*WHAT IS ASKED*.
Reproduce every line of the material below exactly, with no changes.
***** ROWS
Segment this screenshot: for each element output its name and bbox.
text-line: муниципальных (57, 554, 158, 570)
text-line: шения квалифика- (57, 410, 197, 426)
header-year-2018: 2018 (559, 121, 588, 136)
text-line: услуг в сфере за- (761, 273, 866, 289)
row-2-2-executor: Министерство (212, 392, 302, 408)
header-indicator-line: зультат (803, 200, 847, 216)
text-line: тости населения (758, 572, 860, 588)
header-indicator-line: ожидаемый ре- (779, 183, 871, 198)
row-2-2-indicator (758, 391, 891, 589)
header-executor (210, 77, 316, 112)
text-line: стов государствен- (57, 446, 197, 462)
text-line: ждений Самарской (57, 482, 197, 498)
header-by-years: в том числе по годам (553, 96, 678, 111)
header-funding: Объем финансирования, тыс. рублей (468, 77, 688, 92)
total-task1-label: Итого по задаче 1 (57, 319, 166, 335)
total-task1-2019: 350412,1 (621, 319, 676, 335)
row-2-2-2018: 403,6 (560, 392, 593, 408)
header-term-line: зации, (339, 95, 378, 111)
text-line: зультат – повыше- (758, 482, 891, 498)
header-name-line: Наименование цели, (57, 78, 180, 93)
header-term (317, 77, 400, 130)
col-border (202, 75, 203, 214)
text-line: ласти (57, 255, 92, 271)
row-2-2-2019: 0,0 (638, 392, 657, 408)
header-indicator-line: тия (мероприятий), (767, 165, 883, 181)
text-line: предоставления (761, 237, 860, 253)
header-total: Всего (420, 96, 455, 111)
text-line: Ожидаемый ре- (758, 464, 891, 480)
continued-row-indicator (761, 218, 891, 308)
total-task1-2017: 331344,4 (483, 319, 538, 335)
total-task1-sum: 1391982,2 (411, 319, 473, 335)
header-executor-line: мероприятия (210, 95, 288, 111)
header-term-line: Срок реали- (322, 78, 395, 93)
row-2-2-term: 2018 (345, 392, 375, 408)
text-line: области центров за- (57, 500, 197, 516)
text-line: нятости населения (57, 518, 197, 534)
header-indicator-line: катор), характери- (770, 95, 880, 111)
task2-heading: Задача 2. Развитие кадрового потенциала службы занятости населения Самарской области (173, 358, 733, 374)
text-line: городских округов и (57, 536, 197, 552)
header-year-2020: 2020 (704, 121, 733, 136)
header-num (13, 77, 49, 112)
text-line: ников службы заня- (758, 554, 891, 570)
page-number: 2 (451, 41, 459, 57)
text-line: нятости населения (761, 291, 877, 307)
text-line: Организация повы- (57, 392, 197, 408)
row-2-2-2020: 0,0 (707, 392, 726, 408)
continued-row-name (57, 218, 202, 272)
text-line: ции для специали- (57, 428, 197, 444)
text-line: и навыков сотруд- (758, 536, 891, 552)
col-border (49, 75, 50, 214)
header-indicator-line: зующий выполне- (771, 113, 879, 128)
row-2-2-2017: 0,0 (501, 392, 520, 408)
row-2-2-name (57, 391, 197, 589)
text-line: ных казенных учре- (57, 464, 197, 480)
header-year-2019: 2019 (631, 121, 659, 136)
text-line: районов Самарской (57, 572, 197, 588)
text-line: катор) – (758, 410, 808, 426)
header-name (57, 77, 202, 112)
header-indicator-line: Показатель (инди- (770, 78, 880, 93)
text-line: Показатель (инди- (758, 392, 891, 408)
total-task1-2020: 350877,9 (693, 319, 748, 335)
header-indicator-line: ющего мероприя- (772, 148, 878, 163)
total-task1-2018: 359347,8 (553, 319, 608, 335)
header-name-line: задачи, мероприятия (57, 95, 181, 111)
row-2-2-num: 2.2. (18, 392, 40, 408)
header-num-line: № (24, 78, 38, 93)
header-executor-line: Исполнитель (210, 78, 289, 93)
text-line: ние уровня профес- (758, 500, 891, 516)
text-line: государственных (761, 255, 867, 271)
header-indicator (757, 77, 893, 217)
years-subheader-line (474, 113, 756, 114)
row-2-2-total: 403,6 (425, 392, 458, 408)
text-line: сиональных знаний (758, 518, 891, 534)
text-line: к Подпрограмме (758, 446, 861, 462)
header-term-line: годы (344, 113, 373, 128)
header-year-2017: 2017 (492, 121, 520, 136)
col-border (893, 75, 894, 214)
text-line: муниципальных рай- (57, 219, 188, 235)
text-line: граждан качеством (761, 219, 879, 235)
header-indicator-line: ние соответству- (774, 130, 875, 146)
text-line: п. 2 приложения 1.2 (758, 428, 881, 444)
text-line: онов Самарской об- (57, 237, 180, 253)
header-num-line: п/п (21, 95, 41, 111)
**********
*EXERCISE RESULT*.
Segment this screenshot: for each element output its name and bbox.
text-line: муниципальных (57, 554, 158, 570)
text-line: шения квалифика- (57, 410, 197, 426)
header-year-2018: 2018 (559, 121, 588, 136)
text-line: услуг в сфере за- (761, 273, 866, 289)
row-2-2-executor: Министерство (212, 392, 302, 408)
header-indicator-line: зультат (803, 200, 847, 216)
text-line: тости населения (758, 572, 860, 588)
header-indicator-line: ожидаемый ре- (779, 183, 871, 198)
row-2-2-indicator (758, 391, 891, 589)
header-executor (210, 77, 316, 112)
text-line: стов государствен- (57, 446, 197, 462)
text-line: ждений Самарской (57, 482, 197, 498)
header-by-years: в том числе по годам (553, 96, 678, 111)
header-funding: Объем финансирования, тыс. рублей (468, 77, 688, 92)
total-task1-label: Итого по задаче 1 (57, 319, 166, 335)
total-task1-2019: 350412,1 (621, 319, 676, 335)
row-2-2-2018: 403,6 (560, 392, 593, 408)
header-term-line: зации, (339, 95, 378, 111)
text-line: зультат – повыше- (758, 482, 891, 498)
header-name-line: Наименование цели, (57, 78, 180, 93)
header-term (317, 77, 400, 130)
col-border (202, 75, 203, 214)
text-line: ласти (57, 255, 92, 271)
row-2-2-2019: 0,0 (638, 392, 657, 408)
header-indicator-line: тия (мероприятий), (767, 165, 883, 181)
text-line: предоставления (761, 237, 860, 253)
header-total: Всего (420, 96, 455, 111)
text-line: Ожидаемый ре- (758, 464, 891, 480)
continued-row-indicator (761, 218, 891, 308)
total-task1-2017: 331344,4 (483, 319, 538, 335)
total-task1-sum: 1391982,2 (411, 319, 473, 335)
header-executor-line: мероприятия (210, 95, 288, 111)
header-term-line: Срок реали- (322, 78, 395, 93)
row-2-2-term: 2018 (345, 392, 375, 408)
text-line: области центров за- (57, 500, 197, 516)
text-line: нятости населения (57, 518, 197, 534)
header-indicator-line: катор), характери- (770, 95, 880, 111)
task2-heading: Задача 2. Развитие кадрового потенциала службы занятости населения Самарской области (173, 358, 733, 374)
text-line: городских округов и (57, 536, 197, 552)
header-year-2020: 2020 (704, 121, 733, 136)
header-num (13, 77, 49, 112)
text-line: ников службы заня- (758, 554, 891, 570)
page-number: 2 (451, 41, 459, 57)
text-line: нятости населения (761, 291, 877, 307)
text-line: Организация повы- (57, 392, 197, 408)
row-2-2-2020: 0,0 (707, 392, 726, 408)
continued-row-name (57, 218, 202, 272)
text-line: ции для специали- (57, 428, 197, 444)
text-line: и навыков сотруд- (758, 536, 891, 552)
col-border (49, 75, 50, 214)
header-indicator-line: зующий выполне- (771, 113, 879, 128)
row-2-2-2017: 0,0 (501, 392, 520, 408)
row-2-2-name (57, 391, 197, 589)
text-line: ных казенных учре- (57, 464, 197, 480)
header-year-2019: 2019 (631, 121, 659, 136)
text-line: районов Самарской (57, 572, 197, 588)
text-line: катор) – (758, 410, 808, 426)
header-name (57, 77, 202, 112)
header-indicator-line: Показатель (инди- (770, 78, 880, 93)
text-line: Показатель (инди- (758, 392, 891, 408)
total-task1-2020: 350877,9 (693, 319, 748, 335)
header-indicator-line: ющего мероприя- (772, 148, 878, 163)
total-task1-2018: 359347,8 (553, 319, 608, 335)
header-name-line: задачи, мероприятия (57, 95, 181, 111)
row-2-2-num: 2.2. (18, 392, 40, 408)
header-num-line: № (24, 78, 38, 93)
header-executor-line: Исполнитель (210, 78, 289, 93)
text-line: ние уровня профес- (758, 500, 891, 516)
text-line: государственных (761, 255, 867, 271)
header-indicator (757, 77, 893, 217)
years-subheader-line (474, 113, 756, 114)
row-2-2-total: 403,6 (425, 392, 458, 408)
text-line: сиональных знаний (758, 518, 891, 534)
text-line: к Подпрограмме (758, 446, 861, 462)
header-term-line: годы (344, 113, 373, 128)
header-year-2017: 2017 (492, 121, 520, 136)
col-border (893, 75, 894, 214)
text-line: муниципальных рай- (57, 219, 188, 235)
text-line: граждан качеством (761, 219, 879, 235)
header-indicator-line: ние соответству- (774, 130, 875, 146)
text-line: п. 2 приложения 1.2 (758, 428, 881, 444)
text-line: онов Самарской об- (57, 237, 180, 253)
header-num-line: п/п (21, 95, 41, 111)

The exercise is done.